Prompt ->
Go through the listing and pick out each line with the word "haue" in it.

Given information ->
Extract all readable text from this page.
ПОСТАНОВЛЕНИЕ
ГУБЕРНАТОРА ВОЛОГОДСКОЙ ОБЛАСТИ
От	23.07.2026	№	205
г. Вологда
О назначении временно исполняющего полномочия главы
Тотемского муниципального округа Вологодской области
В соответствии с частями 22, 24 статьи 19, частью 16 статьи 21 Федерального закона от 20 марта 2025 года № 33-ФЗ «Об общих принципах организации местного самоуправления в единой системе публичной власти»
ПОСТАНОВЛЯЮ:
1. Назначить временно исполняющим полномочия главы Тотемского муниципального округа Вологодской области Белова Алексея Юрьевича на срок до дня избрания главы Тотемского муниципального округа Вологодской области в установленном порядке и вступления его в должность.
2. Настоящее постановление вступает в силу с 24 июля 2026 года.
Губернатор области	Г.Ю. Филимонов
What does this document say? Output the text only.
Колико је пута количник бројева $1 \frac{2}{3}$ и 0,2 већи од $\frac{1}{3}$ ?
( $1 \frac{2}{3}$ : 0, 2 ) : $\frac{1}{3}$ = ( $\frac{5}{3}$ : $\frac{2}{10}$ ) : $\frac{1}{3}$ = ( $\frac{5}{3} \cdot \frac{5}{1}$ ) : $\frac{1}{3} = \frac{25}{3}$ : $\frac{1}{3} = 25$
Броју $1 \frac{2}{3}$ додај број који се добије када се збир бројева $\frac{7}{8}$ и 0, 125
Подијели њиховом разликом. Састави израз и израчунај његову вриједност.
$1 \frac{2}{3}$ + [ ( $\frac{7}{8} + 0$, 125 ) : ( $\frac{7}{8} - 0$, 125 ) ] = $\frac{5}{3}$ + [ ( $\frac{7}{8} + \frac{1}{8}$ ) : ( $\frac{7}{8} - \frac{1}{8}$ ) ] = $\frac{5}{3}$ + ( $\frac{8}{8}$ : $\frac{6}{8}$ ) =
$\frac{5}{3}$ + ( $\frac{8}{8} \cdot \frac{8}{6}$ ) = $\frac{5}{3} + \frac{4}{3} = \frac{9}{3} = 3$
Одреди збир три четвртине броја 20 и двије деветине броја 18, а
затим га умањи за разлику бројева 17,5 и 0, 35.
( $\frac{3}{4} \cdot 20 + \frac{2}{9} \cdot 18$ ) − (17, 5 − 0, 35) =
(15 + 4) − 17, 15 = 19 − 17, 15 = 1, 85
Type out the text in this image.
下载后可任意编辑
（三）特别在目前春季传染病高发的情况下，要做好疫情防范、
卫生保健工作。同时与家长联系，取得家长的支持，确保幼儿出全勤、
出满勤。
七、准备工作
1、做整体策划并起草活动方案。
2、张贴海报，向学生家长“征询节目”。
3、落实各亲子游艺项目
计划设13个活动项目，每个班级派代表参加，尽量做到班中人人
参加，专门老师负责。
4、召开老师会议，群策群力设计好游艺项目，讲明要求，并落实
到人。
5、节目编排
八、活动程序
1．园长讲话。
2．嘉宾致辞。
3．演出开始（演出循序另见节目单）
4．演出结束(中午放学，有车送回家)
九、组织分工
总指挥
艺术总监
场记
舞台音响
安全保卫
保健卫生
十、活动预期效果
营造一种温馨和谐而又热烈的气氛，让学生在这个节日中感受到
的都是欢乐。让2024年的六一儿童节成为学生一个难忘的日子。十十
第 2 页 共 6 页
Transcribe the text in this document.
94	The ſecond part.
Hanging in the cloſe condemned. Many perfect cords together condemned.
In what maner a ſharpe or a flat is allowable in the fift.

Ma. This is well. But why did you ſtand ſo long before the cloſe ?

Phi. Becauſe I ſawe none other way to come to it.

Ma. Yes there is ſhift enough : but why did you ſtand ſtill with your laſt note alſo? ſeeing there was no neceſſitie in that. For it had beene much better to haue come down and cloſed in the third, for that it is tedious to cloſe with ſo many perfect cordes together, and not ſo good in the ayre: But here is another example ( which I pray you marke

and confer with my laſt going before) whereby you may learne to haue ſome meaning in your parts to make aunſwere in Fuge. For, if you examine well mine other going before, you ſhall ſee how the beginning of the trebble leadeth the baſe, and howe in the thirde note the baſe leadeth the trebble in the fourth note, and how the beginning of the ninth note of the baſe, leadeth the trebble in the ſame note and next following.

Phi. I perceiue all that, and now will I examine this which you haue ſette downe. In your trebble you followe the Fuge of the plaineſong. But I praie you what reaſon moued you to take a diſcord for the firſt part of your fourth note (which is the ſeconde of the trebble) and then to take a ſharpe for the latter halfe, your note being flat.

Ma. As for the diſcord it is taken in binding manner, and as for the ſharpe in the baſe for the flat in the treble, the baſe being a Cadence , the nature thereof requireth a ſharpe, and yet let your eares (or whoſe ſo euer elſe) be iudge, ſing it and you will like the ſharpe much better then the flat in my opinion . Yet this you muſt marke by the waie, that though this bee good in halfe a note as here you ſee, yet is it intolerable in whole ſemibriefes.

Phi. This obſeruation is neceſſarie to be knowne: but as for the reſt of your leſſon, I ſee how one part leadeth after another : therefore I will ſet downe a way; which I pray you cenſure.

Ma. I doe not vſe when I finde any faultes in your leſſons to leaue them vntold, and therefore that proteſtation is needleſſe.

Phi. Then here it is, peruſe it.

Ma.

Task answer ->
Ma. Yes there is ſhift enough : but why did you ſtand ſtill with your laſt note alſo? ſeeing there was no neceſſitie in that. For it had beene much better to haue come down and cloſed in the third, for that it is tedious to cloſe with ſo many perfect cordes together, and not ſo good in the ayre: But here is another example ( which I pray you marke
and confer with my laſt going before) whereby you may learne to haue ſome meaning in your parts to make aunſwere in Fuge. For, if you examine well mine other going before, you ſhall ſee how the beginning of the trebble leadeth the baſe, and howe in the thirde note the baſe leadeth the trebble in the fourth note, and how the beginning of the ninth note of the baſe, leadeth the trebble in the ſame note and next following.
Phi. I perceiue all that, and now will I examine this which you haue ſette downe. In your trebble you followe the Fuge of the plaineſong. But I praie you what reaſon moued you to take a diſcord for the firſt part of your fourth note (which is the ſeconde of the trebble) and then to take a ſharpe for the latter halfe, your note being flat.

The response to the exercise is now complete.